> [Data provided]:
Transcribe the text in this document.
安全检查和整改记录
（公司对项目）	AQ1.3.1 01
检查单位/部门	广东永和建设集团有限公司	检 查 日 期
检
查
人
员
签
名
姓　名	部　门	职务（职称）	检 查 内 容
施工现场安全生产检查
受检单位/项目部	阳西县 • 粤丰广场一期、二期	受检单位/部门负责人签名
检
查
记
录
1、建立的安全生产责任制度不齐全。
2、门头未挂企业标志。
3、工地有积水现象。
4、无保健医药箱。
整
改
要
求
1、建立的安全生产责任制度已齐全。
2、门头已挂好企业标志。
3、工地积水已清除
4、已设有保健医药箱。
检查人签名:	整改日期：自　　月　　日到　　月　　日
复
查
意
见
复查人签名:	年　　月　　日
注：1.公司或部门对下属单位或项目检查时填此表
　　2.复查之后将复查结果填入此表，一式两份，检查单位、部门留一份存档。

> [Exercise description]: Please restate the data word for word, every record included.

> [Task result]:
Transcribe the text in this document.
安全检查和整改记录
（公司对项目）	AQ1.3.1 01
检查单位/部门	广东永和建设集团有限公司	检 查 日 期
检
查
人
员
签
名
姓　名	部　门	职务（职称）	检 查 内 容
施工现场安全生产检查
受检单位/项目部	阳西县 • 粤丰广场一期、二期	受检单位/部门负责人签名
检
查
记
录
1、建立的安全生产责任制度不齐全。
2、门头未挂企业标志。
3、工地有积水现象。
4、无保健医药箱。
整
改
要
求
1、建立的安全生产责任制度已齐全。
2、门头已挂好企业标志。
3、工地积水已清除
4、已设有保健医药箱。
检查人签名:	整改日期：自　　月　　日到　　月　　日
复
查
意
见
复查人签名:	年　　月　　日
注：1.公司或部门对下属单位或项目检查时填此表
　　2.复查之后将复查结果填入此表，一式两份，检查单位、部门留一份存档。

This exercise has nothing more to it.